[Dataset entries]
>> Begin

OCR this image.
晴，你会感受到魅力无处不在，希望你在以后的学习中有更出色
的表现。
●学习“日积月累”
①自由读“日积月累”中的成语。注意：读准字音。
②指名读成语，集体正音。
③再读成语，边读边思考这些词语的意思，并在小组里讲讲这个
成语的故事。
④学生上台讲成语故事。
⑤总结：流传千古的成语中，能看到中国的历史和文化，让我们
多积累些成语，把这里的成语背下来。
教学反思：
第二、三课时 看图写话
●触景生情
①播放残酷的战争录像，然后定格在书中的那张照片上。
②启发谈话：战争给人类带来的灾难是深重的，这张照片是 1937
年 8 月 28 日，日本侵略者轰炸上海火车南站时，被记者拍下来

>> End

• Problem statement
Repeat the records above exactly.

• Written answer
OCR this image.
晴，你会感受到魅力无处不在，希望你在以后的学习中有更出色
的表现。
●学习“日积月累”
①自由读“日积月累”中的成语。注意：读准字音。
②指名读成语，集体正音。
③再读成语，边读边思考这些词语的意思，并在小组里讲讲这个
成语的故事。
④学生上台讲成语故事。
⑤总结：流传千古的成语中，能看到中国的历史和文化，让我们
多积累些成语，把这里的成语背下来。
教学反思：
第二、三课时 看图写话
●触景生情
①播放残酷的战争录像，然后定格在书中的那张照片上。
②启发谈话：战争给人类带来的灾难是深重的，这张照片是 1937
年 8 月 28 日，日本侵略者轰炸上海火车南站时，被记者拍下来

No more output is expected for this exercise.